▶ _Requirement_:
Copy word for word the stretch of the image-sensor text below, from "Above each photosite" through "has to solve.".
Begin Document
2.5 Sensors: photosites, CCD vs CMOS⧉
We have been treating the pixel as an abstraction: a number that integrates incoming light over a little patch of the image. It is time to look at the thing that actually produces that number — the image sensor — because how it is built, and above all how it is read, quietly decides a great deal of what a camera can and cannot do. The previous chapter owned three axes of the pixel integral (the aperture, the pixel's area, and wavelength); this chapter owns the fourth, time, and the mechanism that opens and closes it: the shutter.
2.5.1 Photon to number: the photosite⧉
A digital sensor is a two-dimensional array of photosites, one per pixel. Each photosite is essentially a tiny bucket — a potential well — that counts photons: arriving light frees electrons, the well accumulates that charge, and at the end of the exposure the charge is converted to a voltage and then, by an analog-to-digital converter (ADC), to a number. Because the well literally counts arrivals, the number it reports is, to good approximation, linear in the amount of light that fell on it. That linearity is not a minor technical detail: it is what lets us treat a raw image as a calibrated radiometric measurement, and it is the foundation that makes HDR merging, deblurring, and depth estimation meaningful later in the book.
It is worth separating two revolutions that are often conflated. The first was electronic imaging: turning light into an analog electrical signal (the era of the CCD and analog video). The second, the one computational photography lives on, was digital: putting an ADC in the path so the signal becomes numbers we can compute on. A sensor that captures light electronically but never digitizes it is a television camera, not a computer's eye.
Above each photosite sits a microlens that funnels light onto the light-sensitive area — necessary because wiring occupies part of each pixel, so the fill factor is less than 100%. Under the microlens sits a colour filter, and the mosaic of red, green, and blue filters (the Bayer pattern) is why colour must be reconstructed by demosaicking (a later chapter). Finally, the map from scene radiance to the rendered pixel value is the camera response curve: raw is roughly linear, while a JPEG has a non-linear curve (gamma plus a tone curve) baked in — recovering that curve is exactly the problem HDR has to solve.


2.5.2 CCD versus CMOS⧉
For decades the dominant sensor was the CCD (charge-coupled device). A CCD has no per-pixel electronics; instead it shuttles the accumulated charge across the chip in a "bucket brigade" to a single amplifier at the edge, where it is measured. This makes CCD output clean and uniform, and because the whole frame is transferred together it is naturally a global capture — but it is slow, power-hungry, and cannot put much intelligence on the chip.
End Document
Begin Data section
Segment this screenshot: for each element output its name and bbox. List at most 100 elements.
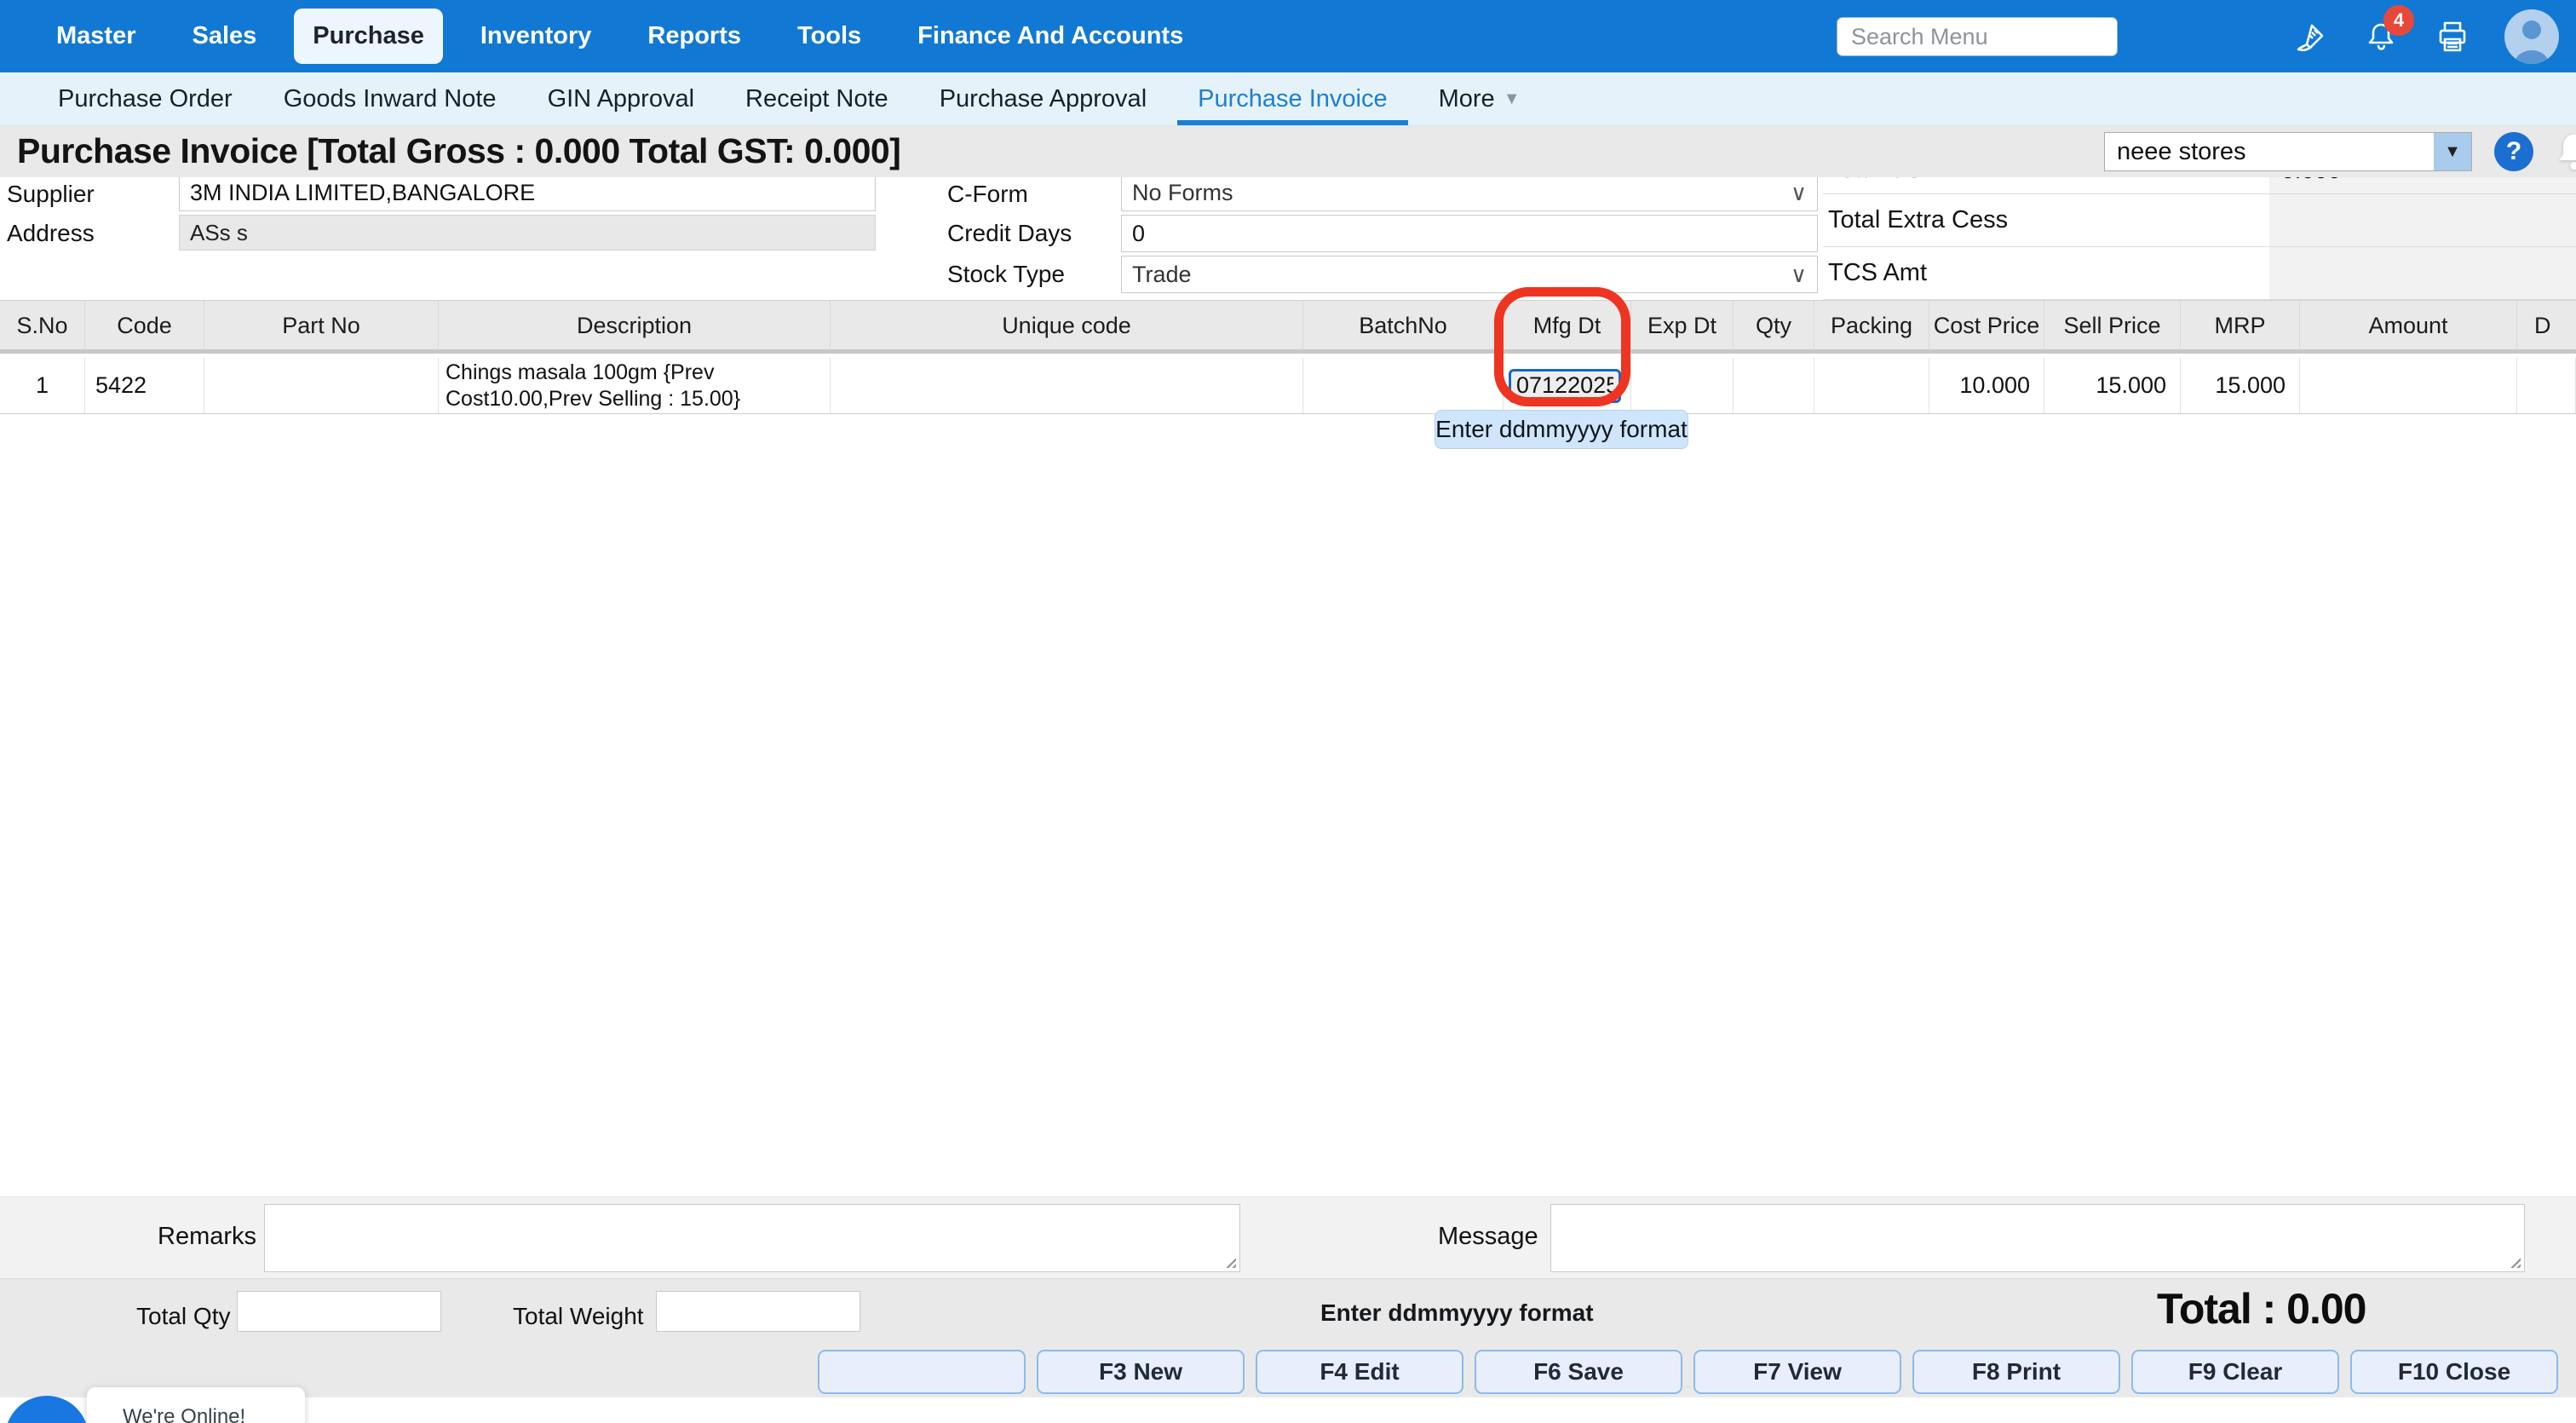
End Data section
▶ _The answer_:
Above each photosite sits a microlens that funnels light onto the light-sensitive area — necessary because wiring occupies part of each pixel, so the fill factor is less than 100%. Under the microlens sits a colour filter, and the mosaic of red, green, and blue filters (the Bayer pattern) is why colour must be reconstructed by demosaicking (a later chapter). Finally, the map from scene radiance to the rendered pixel value is the camera response curve: raw is roughly linear, while a JPEG has a non-linear curve (gamma plus a tone curve) baked in — recovering that curve is exactly the problem HDR has to solve.